§ **Aim of the exercise**
Copy out the final stretch of the listing: the line that contains "What text is on this page?" and all lines after it, exactly as they appear.
# start of Data listing
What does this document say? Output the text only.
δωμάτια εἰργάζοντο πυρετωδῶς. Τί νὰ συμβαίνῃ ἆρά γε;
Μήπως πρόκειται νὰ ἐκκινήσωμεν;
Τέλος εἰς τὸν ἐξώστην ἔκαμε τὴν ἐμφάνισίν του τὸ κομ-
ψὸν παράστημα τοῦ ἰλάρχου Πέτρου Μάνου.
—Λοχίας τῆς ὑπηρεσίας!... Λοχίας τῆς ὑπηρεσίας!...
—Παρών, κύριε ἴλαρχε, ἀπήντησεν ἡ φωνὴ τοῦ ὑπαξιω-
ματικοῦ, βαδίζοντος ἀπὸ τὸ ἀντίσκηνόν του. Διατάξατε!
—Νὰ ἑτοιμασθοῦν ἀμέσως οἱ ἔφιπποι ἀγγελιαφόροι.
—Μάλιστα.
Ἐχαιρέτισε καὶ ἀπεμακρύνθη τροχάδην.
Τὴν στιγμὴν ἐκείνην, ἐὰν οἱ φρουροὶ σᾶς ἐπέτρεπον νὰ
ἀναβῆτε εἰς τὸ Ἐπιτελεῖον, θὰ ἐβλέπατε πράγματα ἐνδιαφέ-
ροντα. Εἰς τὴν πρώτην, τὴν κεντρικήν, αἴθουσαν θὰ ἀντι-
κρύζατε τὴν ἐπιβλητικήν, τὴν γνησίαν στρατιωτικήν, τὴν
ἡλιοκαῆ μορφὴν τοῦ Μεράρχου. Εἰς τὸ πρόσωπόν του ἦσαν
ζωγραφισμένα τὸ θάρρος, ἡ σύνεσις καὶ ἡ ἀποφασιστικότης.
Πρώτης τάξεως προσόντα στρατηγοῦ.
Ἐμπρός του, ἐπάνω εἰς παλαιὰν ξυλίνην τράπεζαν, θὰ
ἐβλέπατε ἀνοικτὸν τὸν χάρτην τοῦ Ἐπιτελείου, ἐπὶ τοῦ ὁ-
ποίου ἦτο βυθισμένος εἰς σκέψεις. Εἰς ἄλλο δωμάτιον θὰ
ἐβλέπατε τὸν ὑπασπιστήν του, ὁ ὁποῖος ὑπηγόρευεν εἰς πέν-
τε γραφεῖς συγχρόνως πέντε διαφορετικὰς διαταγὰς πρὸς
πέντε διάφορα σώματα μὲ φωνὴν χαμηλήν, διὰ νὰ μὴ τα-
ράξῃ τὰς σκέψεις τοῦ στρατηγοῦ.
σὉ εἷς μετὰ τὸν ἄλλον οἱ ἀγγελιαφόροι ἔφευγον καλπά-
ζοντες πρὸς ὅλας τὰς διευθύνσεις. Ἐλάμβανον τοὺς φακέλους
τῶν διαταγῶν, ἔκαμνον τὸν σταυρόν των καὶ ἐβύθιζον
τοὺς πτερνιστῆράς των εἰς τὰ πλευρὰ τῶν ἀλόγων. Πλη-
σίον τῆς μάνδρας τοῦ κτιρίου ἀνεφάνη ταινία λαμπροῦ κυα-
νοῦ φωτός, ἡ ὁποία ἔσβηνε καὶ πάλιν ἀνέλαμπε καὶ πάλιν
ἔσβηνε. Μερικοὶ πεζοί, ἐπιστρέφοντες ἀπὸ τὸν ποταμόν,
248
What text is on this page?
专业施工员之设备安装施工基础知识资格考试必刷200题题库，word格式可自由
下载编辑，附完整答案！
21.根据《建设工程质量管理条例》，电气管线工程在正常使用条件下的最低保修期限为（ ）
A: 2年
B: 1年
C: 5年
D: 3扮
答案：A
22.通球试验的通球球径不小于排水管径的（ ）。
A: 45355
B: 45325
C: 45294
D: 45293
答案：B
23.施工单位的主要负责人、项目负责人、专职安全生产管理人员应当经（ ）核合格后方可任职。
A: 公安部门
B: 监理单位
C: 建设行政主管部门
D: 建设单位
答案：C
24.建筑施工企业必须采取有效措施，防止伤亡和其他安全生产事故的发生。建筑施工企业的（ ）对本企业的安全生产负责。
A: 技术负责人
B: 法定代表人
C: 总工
# end of Data listing
§ **Completed exercise**
What text is on this page?
专业施工员之设备安装施工基础知识资格考试必刷200题题库，word格式可自由
下载编辑，附完整答案！
21.根据《建设工程质量管理条例》，电气管线工程在正常使用条件下的最低保修期限为（ ）
A: 2年
B: 1年
C: 5年
D: 3扮
答案：A
22.通球试验的通球球径不小于排水管径的（ ）。
A: 45355
B: 45325
C: 45294
D: 45293
答案：B
23.施工单位的主要负责人、项目负责人、专职安全生产管理人员应当经（ ）核合格后方可任职。
A: 公安部门
B: 监理单位
C: 建设行政主管部门
D: 建设单位
答案：C
24.建筑施工企业必须采取有效措施，防止伤亡和其他安全生产事故的发生。建筑施工企业的（ ）对本企业的安全生产负责。
A: 技术负责人
B: 法定代表人
C: 总工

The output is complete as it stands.